Dataset records:
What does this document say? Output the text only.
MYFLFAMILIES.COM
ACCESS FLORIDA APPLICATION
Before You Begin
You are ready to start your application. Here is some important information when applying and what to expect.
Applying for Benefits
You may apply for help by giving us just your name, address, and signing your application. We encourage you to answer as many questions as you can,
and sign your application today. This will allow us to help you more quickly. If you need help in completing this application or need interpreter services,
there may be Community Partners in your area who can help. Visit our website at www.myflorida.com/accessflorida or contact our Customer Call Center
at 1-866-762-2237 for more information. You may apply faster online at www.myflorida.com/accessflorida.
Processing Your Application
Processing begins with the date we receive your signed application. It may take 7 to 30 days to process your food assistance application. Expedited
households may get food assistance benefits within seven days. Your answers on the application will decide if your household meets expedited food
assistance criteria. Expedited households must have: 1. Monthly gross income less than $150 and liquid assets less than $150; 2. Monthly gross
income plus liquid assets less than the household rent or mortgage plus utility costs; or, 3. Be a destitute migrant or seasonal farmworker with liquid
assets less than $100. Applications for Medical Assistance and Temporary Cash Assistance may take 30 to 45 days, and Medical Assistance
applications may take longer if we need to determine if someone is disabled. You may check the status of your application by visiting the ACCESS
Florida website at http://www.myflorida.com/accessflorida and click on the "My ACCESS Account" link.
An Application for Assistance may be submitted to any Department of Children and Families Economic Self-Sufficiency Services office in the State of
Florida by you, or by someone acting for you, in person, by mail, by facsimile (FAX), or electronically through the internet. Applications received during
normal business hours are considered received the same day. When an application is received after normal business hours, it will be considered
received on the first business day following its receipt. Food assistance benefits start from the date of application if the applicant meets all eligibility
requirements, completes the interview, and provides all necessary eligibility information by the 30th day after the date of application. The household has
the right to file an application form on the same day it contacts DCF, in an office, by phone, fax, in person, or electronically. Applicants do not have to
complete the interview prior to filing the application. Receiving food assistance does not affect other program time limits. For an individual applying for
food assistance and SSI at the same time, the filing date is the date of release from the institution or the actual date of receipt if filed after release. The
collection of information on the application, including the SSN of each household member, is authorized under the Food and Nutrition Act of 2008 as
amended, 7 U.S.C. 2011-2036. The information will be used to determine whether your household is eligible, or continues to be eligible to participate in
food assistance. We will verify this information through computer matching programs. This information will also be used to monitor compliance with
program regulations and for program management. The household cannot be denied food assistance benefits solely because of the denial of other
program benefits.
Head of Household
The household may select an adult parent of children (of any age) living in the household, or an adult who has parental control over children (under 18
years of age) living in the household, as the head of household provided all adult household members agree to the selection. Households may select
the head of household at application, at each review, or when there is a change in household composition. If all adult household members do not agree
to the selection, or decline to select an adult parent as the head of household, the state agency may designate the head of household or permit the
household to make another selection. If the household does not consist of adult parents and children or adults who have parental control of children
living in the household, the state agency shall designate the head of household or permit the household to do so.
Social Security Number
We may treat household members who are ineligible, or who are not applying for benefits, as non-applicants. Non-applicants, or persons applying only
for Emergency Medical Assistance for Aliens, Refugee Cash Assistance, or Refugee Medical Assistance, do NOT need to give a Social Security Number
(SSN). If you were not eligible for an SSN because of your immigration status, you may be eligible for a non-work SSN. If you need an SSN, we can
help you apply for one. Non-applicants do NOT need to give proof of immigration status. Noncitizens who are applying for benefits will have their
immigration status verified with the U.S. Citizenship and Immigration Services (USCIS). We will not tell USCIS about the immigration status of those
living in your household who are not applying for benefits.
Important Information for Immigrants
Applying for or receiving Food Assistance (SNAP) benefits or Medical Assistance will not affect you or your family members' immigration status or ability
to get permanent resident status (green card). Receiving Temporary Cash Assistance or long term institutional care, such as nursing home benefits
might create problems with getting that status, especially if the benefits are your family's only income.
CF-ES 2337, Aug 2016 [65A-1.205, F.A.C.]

§ **Set task**: Using the data above, reproduce every line exactly.

§ **Final result**:
What does this document say? Output the text only.
MYFLFAMILIES.COM
ACCESS FLORIDA APPLICATION
Before You Begin
You are ready to start your application. Here is some important information when applying and what to expect.
Applying for Benefits
You may apply for help by giving us just your name, address, and signing your application. We encourage you to answer as many questions as you can,
and sign your application today. This will allow us to help you more quickly. If you need help in completing this application or need interpreter services,
there may be Community Partners in your area who can help. Visit our website at www.myflorida.com/accessflorida or contact our Customer Call Center
at 1-866-762-2237 for more information. You may apply faster online at www.myflorida.com/accessflorida.
Processing Your Application
Processing begins with the date we receive your signed application. It may take 7 to 30 days to process your food assistance application. Expedited
households may get food assistance benefits within seven days. Your answers on the application will decide if your household meets expedited food
assistance criteria. Expedited households must have: 1. Monthly gross income less than $150 and liquid assets less than $150; 2. Monthly gross
income plus liquid assets less than the household rent or mortgage plus utility costs; or, 3. Be a destitute migrant or seasonal farmworker with liquid
assets less than $100. Applications for Medical Assistance and Temporary Cash Assistance may take 30 to 45 days, and Medical Assistance
applications may take longer if we need to determine if someone is disabled. You may check the status of your application by visiting the ACCESS
Florida website at http://www.myflorida.com/accessflorida and click on the "My ACCESS Account" link.
An Application for Assistance may be submitted to any Department of Children and Families Economic Self-Sufficiency Services office in the State of
Florida by you, or by someone acting for you, in person, by mail, by facsimile (FAX), or electronically through the internet. Applications received during
normal business hours are considered received the same day. When an application is received after normal business hours, it will be considered
received on the first business day following its receipt. Food assistance benefits start from the date of application if the applicant meets all eligibility
requirements, completes the interview, and provides all necessary eligibility information by the 30th day after the date of application. The household has
the right to file an application form on the same day it contacts DCF, in an office, by phone, fax, in person, or electronically. Applicants do not have to
complete the interview prior to filing the application. Receiving food assistance does not affect other program time limits. For an individual applying for
food assistance and SSI at the same time, the filing date is the date of release from the institution or the actual date of receipt if filed after release. The
collection of information on the application, including the SSN of each household member, is authorized under the Food and Nutrition Act of 2008 as
amended, 7 U.S.C. 2011-2036. The information will be used to determine whether your household is eligible, or continues to be eligible to participate in
food assistance. We will verify this information through computer matching programs. This information will also be used to monitor compliance with
program regulations and for program management. The household cannot be denied food assistance benefits solely because of the denial of other
program benefits.
Head of Household
The household may select an adult parent of children (of any age) living in the household, or an adult who has parental control over children (under 18
years of age) living in the household, as the head of household provided all adult household members agree to the selection. Households may select
the head of household at application, at each review, or when there is a change in household composition. If all adult household members do not agree
to the selection, or decline to select an adult parent as the head of household, the state agency may designate the head of household or permit the
household to make another selection. If the household does not consist of adult parents and children or adults who have parental control of children
living in the household, the state agency shall designate the head of household or permit the household to do so.
Social Security Number
We may treat household members who are ineligible, or who are not applying for benefits, as non-applicants. Non-applicants, or persons applying only
for Emergency Medical Assistance for Aliens, Refugee Cash Assistance, or Refugee Medical Assistance, do NOT need to give a Social Security Number
(SSN). If you were not eligible for an SSN because of your immigration status, you may be eligible for a non-work SSN. If you need an SSN, we can
help you apply for one. Non-applicants do NOT need to give proof of immigration status. Noncitizens who are applying for benefits will have their
immigration status verified with the U.S. Citizenship and Immigration Services (USCIS). We will not tell USCIS about the immigration status of those
living in your household who are not applying for benefits.
Important Information for Immigrants
Applying for or receiving Food Assistance (SNAP) benefits or Medical Assistance will not affect you or your family members' immigration status or ability
to get permanent resident status (green card). Receiving Temporary Cash Assistance or long term institutional care, such as nursing home benefits
might create problems with getting that status, especially if the benefits are your family's only income.
CF-ES 2337, Aug 2016 [65A-1.205, F.A.C.]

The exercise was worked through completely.